## START Data provided

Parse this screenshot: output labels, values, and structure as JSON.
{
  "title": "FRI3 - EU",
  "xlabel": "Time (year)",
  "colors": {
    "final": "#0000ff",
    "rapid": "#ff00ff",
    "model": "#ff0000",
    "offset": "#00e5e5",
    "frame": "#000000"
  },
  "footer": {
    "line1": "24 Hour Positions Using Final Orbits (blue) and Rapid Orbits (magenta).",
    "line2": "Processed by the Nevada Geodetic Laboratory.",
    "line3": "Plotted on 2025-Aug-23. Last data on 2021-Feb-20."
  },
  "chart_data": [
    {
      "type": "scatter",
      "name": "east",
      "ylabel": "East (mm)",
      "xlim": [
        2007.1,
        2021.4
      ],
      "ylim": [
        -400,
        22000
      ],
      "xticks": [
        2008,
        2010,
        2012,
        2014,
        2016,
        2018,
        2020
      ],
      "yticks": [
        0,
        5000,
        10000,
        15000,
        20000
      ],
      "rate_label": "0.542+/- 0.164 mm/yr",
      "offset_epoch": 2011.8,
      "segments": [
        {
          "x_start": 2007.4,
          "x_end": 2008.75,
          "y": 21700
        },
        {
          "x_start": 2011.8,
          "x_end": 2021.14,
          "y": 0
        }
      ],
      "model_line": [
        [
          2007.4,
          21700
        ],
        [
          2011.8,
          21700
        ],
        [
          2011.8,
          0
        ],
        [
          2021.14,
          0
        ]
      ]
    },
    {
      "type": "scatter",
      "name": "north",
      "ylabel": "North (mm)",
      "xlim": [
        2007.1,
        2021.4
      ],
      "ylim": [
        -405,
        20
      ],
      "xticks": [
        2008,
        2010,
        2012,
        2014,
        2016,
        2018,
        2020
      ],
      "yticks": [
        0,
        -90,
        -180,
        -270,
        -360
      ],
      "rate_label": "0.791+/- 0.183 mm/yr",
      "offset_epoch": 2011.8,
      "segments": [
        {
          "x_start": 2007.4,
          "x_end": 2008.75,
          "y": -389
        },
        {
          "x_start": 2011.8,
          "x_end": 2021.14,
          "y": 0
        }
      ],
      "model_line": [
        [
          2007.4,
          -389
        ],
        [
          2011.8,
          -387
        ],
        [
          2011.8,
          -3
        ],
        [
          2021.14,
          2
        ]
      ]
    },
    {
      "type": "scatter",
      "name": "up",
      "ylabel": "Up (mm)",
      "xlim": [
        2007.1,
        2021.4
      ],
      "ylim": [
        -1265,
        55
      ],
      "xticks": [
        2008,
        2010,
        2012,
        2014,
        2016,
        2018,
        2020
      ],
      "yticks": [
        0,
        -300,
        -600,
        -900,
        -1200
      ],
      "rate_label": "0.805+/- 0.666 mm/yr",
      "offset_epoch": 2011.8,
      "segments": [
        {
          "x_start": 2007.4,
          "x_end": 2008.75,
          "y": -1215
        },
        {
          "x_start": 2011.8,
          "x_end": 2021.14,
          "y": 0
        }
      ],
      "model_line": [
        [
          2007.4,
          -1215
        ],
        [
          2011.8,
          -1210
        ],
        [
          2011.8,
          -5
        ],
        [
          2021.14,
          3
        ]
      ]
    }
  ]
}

## END Data provided

# Short exercise
Quote all the records. Keep every word exact.

# Answer to this problem
Parse this screenshot: output labels, values, and structure as JSON.
{
  "title": "FRI3 - EU",
  "xlabel": "Time (year)",
  "colors": {
    "final": "#0000ff",
    "rapid": "#ff00ff",
    "model": "#ff0000",
    "offset": "#00e5e5",
    "frame": "#000000"
  },
  "footer": {
    "line1": "24 Hour Positions Using Final Orbits (blue) and Rapid Orbits (magenta).",
    "line2": "Processed by the Nevada Geodetic Laboratory.",
    "line3": "Plotted on 2025-Aug-23. Last data on 2021-Feb-20."
  },
  "chart_data": [
    {
      "type": "scatter",
      "name": "east",
      "ylabel": "East (mm)",
      "xlim": [
        2007.1,
        2021.4
      ],
      "ylim": [
        -400,
        22000
      ],
      "xticks": [
        2008,
        2010,
        2012,
        2014,
        2016,
        2018,
        2020
      ],
      "yticks": [
        0,
        5000,
        10000,
        15000,
        20000
      ],
      "rate_label": "0.542+/- 0.164 mm/yr",
      "offset_epoch": 2011.8,
      "segments": [
        {
          "x_start": 2007.4,
          "x_end": 2008.75,
          "y": 21700
        },
        {
          "x_start": 2011.8,
          "x_end": 2021.14,
          "y": 0
        }
      ],
      "model_line": [
        [
          2007.4,
          21700
        ],
        [
          2011.8,
          21700
        ],
        [
          2011.8,
          0
        ],
        [
          2021.14,
          0
        ]
      ]
    },
    {
      "type": "scatter",
      "name": "north",
      "ylabel": "North (mm)",
      "xlim": [
        2007.1,
        2021.4
      ],
      "ylim": [
        -405,
        20
      ],
      "xticks": [
        2008,
        2010,
        2012,
        2014,
        2016,
        2018,
        2020
      ],
      "yticks": [
        0,
        -90,
        -180,
        -270,
        -360
      ],
      "rate_label": "0.791+/- 0.183 mm/yr",
      "offset_epoch": 2011.8,
      "segments": [
        {
          "x_start": 2007.4,
          "x_end": 2008.75,
          "y": -389
        },
        {
          "x_start": 2011.8,
          "x_end": 2021.14,
          "y": 0
        }
      ],
      "model_line": [
        [
          2007.4,
          -389
        ],
        [
          2011.8,
          -387
        ],
        [
          2011.8,
          -3
        ],
        [
          2021.14,
          2
        ]
      ]
    },
    {
      "type": "scatter",
      "name": "up",
      "ylabel": "Up (mm)",
      "xlim": [
        2007.1,
        2021.4
      ],
      "ylim": [
        -1265,
        55
      ],
      "xticks": [
        2008,
        2010,
        2012,
        2014,
        2016,
        2018,
        2020
      ],
      "yticks": [
        0,
        -300,
        -600,
        -900,
        -1200
      ],
      "rate_label": "0.805+/- 0.666 mm/yr",
      "offset_epoch": 2011.8,
      "segments": [
        {
          "x_start": 2007.4,
          "x_end": 2008.75,
          "y": -1215
        },
        {
          "x_start": 2011.8,
          "x_end": 2021.14,
          "y": 0
        }
      ],
      "model_line": [
        [
          2007.4,
          -1215
        ],
        [
          2011.8,
          -1210
        ],
        [
          2011.8,
          -5
        ],
        [
          2021.14,
          3
        ]
      ]
    }
  ]
}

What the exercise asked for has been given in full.